— Start Dataset excerpts —

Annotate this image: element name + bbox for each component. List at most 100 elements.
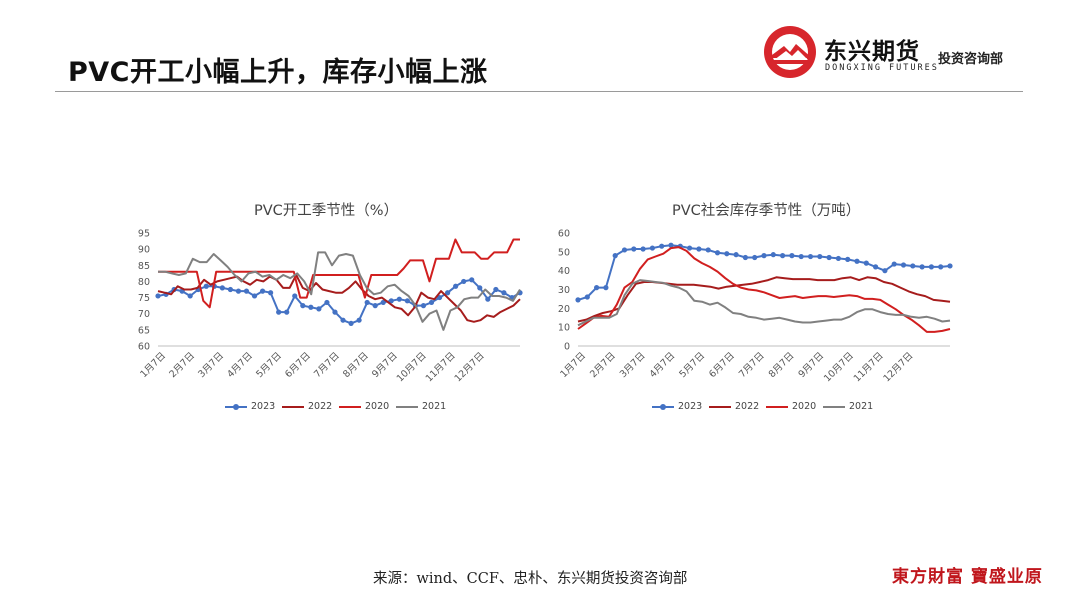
y-tick-label: 65 [138,325,150,336]
x-tick-label: 6月7日 [283,350,313,380]
data-point-2023 [276,309,282,315]
x-tick-label: 2月7日 [588,350,618,380]
x-tick-label: 12月7日 [881,350,915,384]
x-tick-label: 5月7日 [254,350,284,380]
data-point-2023 [356,317,362,323]
data-point-2023 [251,293,258,299]
y-tick-label: 40 [558,266,570,277]
series-line-2020 [158,238,520,309]
data-point-2023 [477,285,483,291]
data-point-2023 [817,253,823,260]
legend-item-2021: 2021 [823,401,873,412]
legend-label: 2020 [365,401,390,412]
x-tick-label: 1月7日 [138,350,168,380]
data-point-2023 [835,255,841,262]
x-tick-label: 10月7日 [822,350,856,384]
chart2-title: PVC社会库存季节性（万吨） [672,203,861,219]
y-tick-label: 70 [138,309,150,320]
series-line-2020 [577,246,951,333]
y-tick-label: 0 [564,342,570,353]
data-point-2023 [910,263,916,269]
data-point-2023 [420,303,427,309]
data-point-2023 [705,247,711,253]
data-point-2023 [485,296,491,302]
data-point-2023 [284,309,290,315]
data-point-2023 [436,294,443,301]
y-tick-label: 60 [138,342,150,353]
data-point-2023 [404,298,410,304]
chart-operating-rate: 60 65 70 75 80 85 90 95 1月7日 2月7日 3月7日 4月7日 5月7日 6月7日… [138,229,523,384]
y-tick-label: 30 [558,285,570,296]
data-point-2023 [380,299,386,306]
data-point-2023 [324,299,330,306]
y-tick-label: 75 [138,293,150,304]
legend-label: 2022 [308,401,333,412]
x-tick-label: 11月7日 [852,350,886,384]
data-point-2023 [469,277,475,283]
x-tick-label: 11月7日 [424,350,458,384]
y-tick-label: 95 [138,229,150,240]
data-point-2023 [807,253,814,260]
legend-item-2022: 2022 [709,401,759,412]
data-point-2023 [714,250,721,256]
x-tick-label: 7月7日 [312,350,342,380]
title-divider [55,91,1023,92]
data-point-2023 [882,268,888,274]
data-point-2023 [316,306,322,312]
data-point-2023 [594,285,600,291]
legend-swatch [709,405,731,408]
x-tick-label: 12月7日 [453,350,487,384]
legend-item-2020: 2020 [766,401,816,412]
dongxing-logo-icon [764,26,816,78]
legend-swatch [823,405,845,408]
legend-item-2023: 2023 [652,401,702,412]
data-point-2023 [649,245,655,251]
data-point-2023 [696,246,702,252]
y-tick-label: 60 [558,229,570,240]
data-point-2023 [659,243,665,249]
data-point-2023 [873,264,879,270]
y-tick-label: 90 [138,245,150,256]
x-tick-label: 1月7日 [558,350,588,380]
data-point-2023 [845,256,851,262]
legend-item-2022: 2022 [282,401,332,412]
chart-social-inventory: 0 10 20 30 40 50 60 1月7日 2月7日 3月7日 4月7日 5月7日 6月7日 7月7… [558,229,953,384]
legend-label: 2020 [792,401,817,412]
data-point-2023 [348,320,354,326]
data-point-2023 [631,246,637,252]
data-point-2023 [155,293,161,299]
series-line-2022 [577,276,951,323]
data-point-2023 [461,278,467,285]
data-point-2023 [268,290,274,296]
data-point-2023 [798,253,804,260]
data-point-2023 [742,254,748,261]
legend-swatch [396,405,418,408]
company-logo: 东兴期货 DONGXING FUTURES 投资咨询部 [762,24,1022,84]
legend-label: 2021 [422,401,447,412]
data-point-2023 [770,252,776,258]
data-point-2023 [332,309,338,315]
x-tick-label: 7月7日 [737,350,767,380]
legend-swatch [282,405,304,408]
data-point-2023 [938,264,944,270]
data-point-2023 [259,288,266,294]
x-tick-label: 6月7日 [707,350,737,380]
y-tick-label: 10 [558,323,570,334]
series-line-2023 [157,278,521,325]
data-point-2023 [445,290,451,296]
x-tick-label: 3月7日 [618,350,648,380]
data-point-2023 [292,293,298,299]
x-tick-label: 5月7日 [677,350,707,380]
legend-label: 2021 [849,401,874,412]
data-point-2023 [227,286,233,293]
y-tick-label: 20 [558,304,570,315]
data-point-2023 [863,260,869,266]
data-point-2023 [308,304,314,310]
data-point-2023 [780,253,786,259]
logo-dept: 投资咨询部 [938,52,1004,67]
logo-name-cn: 东兴期货 [824,39,920,65]
data-point-2023 [428,299,435,306]
legend-swatch [652,403,674,410]
brand-stamp: 東方財富 寶盛业原 [892,567,1043,587]
y-tick-label: 50 [558,247,570,258]
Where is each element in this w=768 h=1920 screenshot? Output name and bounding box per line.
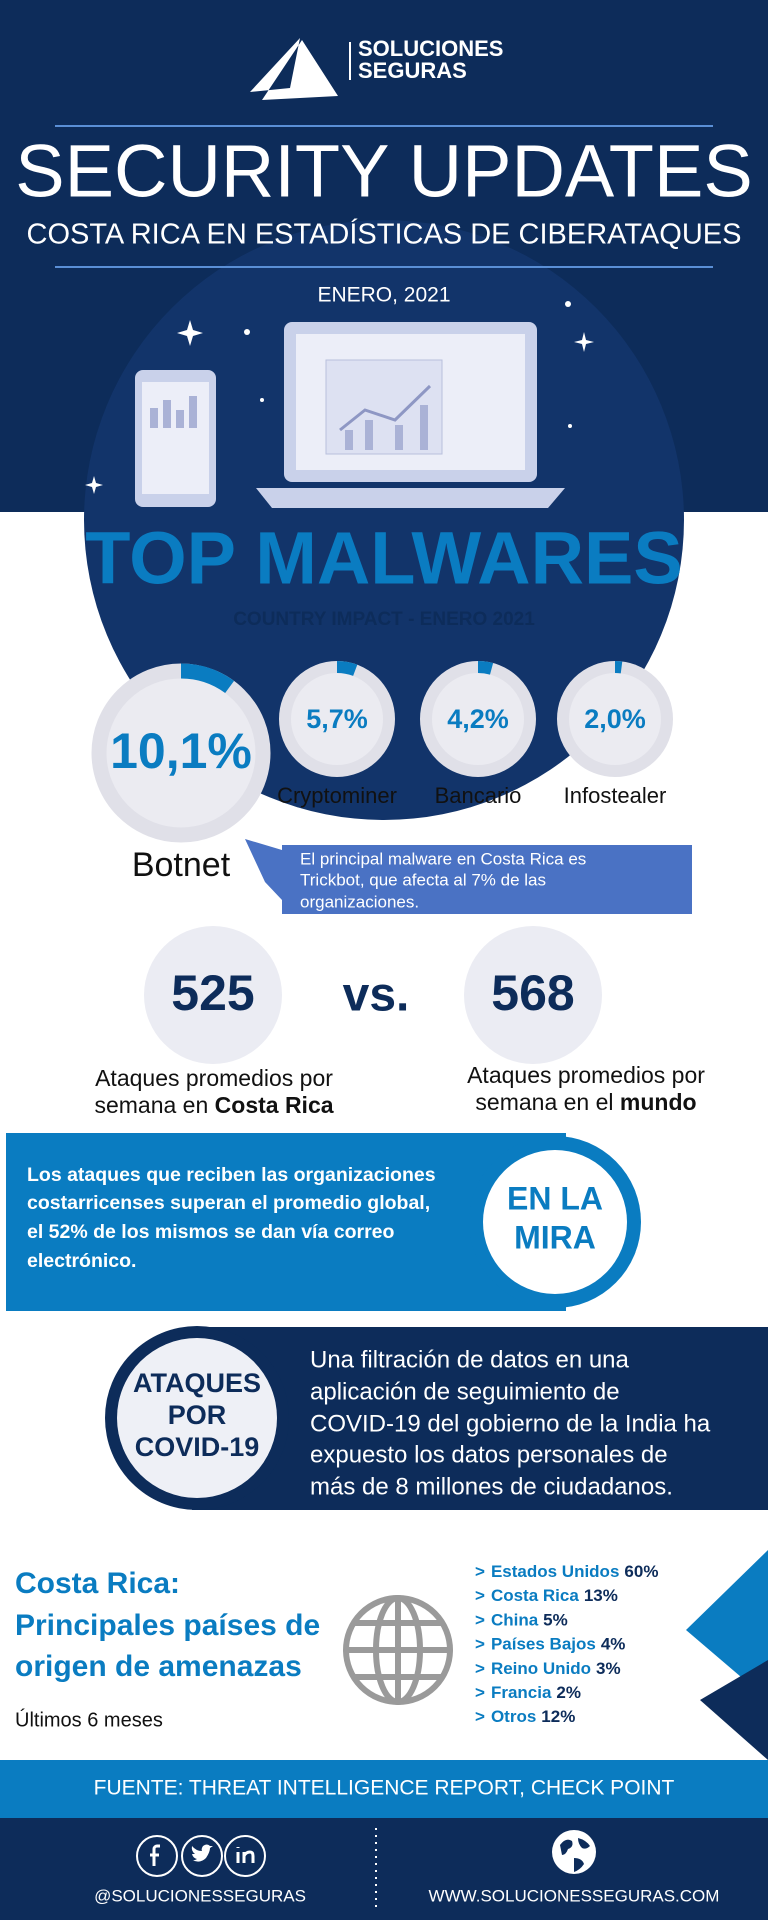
origins-period: Últimos 6 meses [15,1708,163,1731]
malware-name: Bancario [435,783,522,808]
brand: SEGURAS [358,58,467,83]
donut-arc [336,661,358,677]
stat-caption: Ataques promedios por [95,1065,333,1091]
malware-name: Cryptominer [277,783,397,808]
row-marker: > [475,1562,485,1581]
caption-part: semana en el [475,1089,619,1115]
stat-caption: semana en Costa Rica [94,1092,333,1118]
donut-arc [180,663,235,694]
mira-text: el 52% de los mismos se dan vía correo [27,1221,395,1243]
logo [250,38,338,100]
donut-label: 2,0% [584,704,646,734]
country-name: Otros [491,1708,536,1727]
section-subtitle: COUNTRY IMPACT - ENERO 2021 [233,609,535,630]
covid-badge-text: POR [168,1400,227,1430]
covid-text: expuesto los datos personales de [310,1441,668,1468]
decoration [686,1550,768,1700]
stat-caption: semana en el mundo [475,1089,696,1115]
caption-bold: mundo [620,1089,697,1115]
country-share: 13% [584,1587,618,1606]
country-list: > Estados Unidos 60% > Costa Rica 13% > China 5%… [475,1562,658,1726]
stat-circle [464,926,602,1064]
country-name: Estados Unidos [491,1562,619,1581]
country-name: China [491,1611,539,1630]
mira-badge [483,1150,627,1294]
stat: 568 [491,965,574,1021]
section-title: TOP MALWARES [85,517,683,600]
country-share: 3% [596,1659,621,1678]
country-row: > Reino Unido 3% [475,1659,621,1678]
covid-text: más de 8 millones de ciudadanos. [310,1473,673,1500]
donut-group: 10,1% Botnet 5,7% Cryptominer 4,2% Bancario 2,… [91,661,673,884]
stat-circle [144,926,282,1064]
brand: SOLUCIONES [358,36,503,61]
country-row: > Países Bajos 4% [475,1635,625,1654]
donut-arc [477,661,494,675]
source: FUENTE: THREAT INTELLIGENCE REPORT, CHEC… [94,1777,675,1800]
source-band [0,1760,768,1818]
note: Trickbot, que afecta al 7% de las [300,870,546,889]
note: organizaciones. [300,892,419,911]
footer-bg [0,1818,768,1920]
malware-name: Infostealer [564,783,667,808]
country-share: 5% [543,1611,568,1630]
stat-caption: Ataques promedios por [467,1062,705,1088]
country-share: 12% [541,1708,575,1727]
vs: vs. [343,969,410,1022]
row-marker: > [475,1708,485,1727]
row-marker: > [475,1611,485,1630]
country-name: Reino Unido [491,1659,591,1678]
covid-badge-text: COVID-19 [135,1432,260,1462]
donut-label: 5,7% [306,704,368,734]
country-row: > Estados Unidos 60% [475,1562,658,1581]
caption-part: semana en [94,1092,214,1118]
donut-label: 4,2% [447,704,509,734]
country-name: Países Bajos [491,1635,596,1654]
mira-badge-text: EN LA [507,1180,603,1216]
web-icon [552,1830,596,1874]
country-name: Francia [491,1683,552,1702]
mira-text: costarricenses superan el promedio globa… [27,1192,430,1214]
mira-badge-text: MIRA [514,1219,596,1255]
covid-badge [117,1338,277,1498]
social-icons [136,1835,266,1877]
covid-text: COVID-19 del gobierno de la India ha [310,1410,711,1437]
donut-label: 10,1% [110,723,252,779]
title: SECURITY UPDATES [15,130,752,213]
note-box [245,839,692,914]
country-row: > Francia 2% [475,1683,581,1702]
decoration [700,1660,768,1760]
country-row: > Costa Rica 13% [475,1587,618,1606]
covid-text: aplicación de seguimiento de [310,1378,620,1405]
covid-badge-text: ATAQUES [133,1368,261,1398]
subtitle: COSTA RICA EN ESTADÍSTICAS DE CIBERATAQU… [27,218,742,251]
note: El principal malware en Costa Rica es [300,849,586,868]
date: ENERO, 2021 [317,284,450,307]
stat: 525 [171,965,254,1021]
origins-title: Costa Rica: [15,1567,180,1600]
row-marker: > [475,1659,485,1678]
social-handle: @SOLUCIONESSEGURAS [94,1886,306,1905]
covid-text: Una filtración de datos en una [310,1346,630,1373]
row-marker: > [475,1683,485,1702]
malware-name: Botnet [132,846,231,884]
row-marker: > [475,1587,485,1606]
origins-title: Principales países de [15,1609,320,1642]
country-name: Costa Rica [491,1587,579,1606]
country-share: 2% [556,1683,581,1702]
website: WWW.SOLUCIONESSEGURAS.COM [429,1886,720,1905]
globe-icon [343,1595,453,1705]
country-share: 4% [601,1635,626,1654]
origins-title: origen de amenazas [15,1650,302,1683]
mira-text: Los ataques que reciben las organizacion… [27,1164,436,1186]
country-row: > Otros 12% [475,1708,575,1727]
illustration [85,301,594,508]
country-row: > China 5% [475,1611,568,1630]
mira-text: electrónico. [27,1250,136,1272]
country-share: 60% [624,1562,658,1581]
row-marker: > [475,1635,485,1654]
caption-bold: Costa Rica [215,1092,334,1118]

— End Dataset excerpts —

Your objective:
Which lines in the listing above contain the string "source", with case counting? Copy each of those lines.

Written response:
source: FUENTE: THREAT INTELLIGENCE REPORT, CHEC… [94,1777,675,1800]
source-band [0,1760,768,1818]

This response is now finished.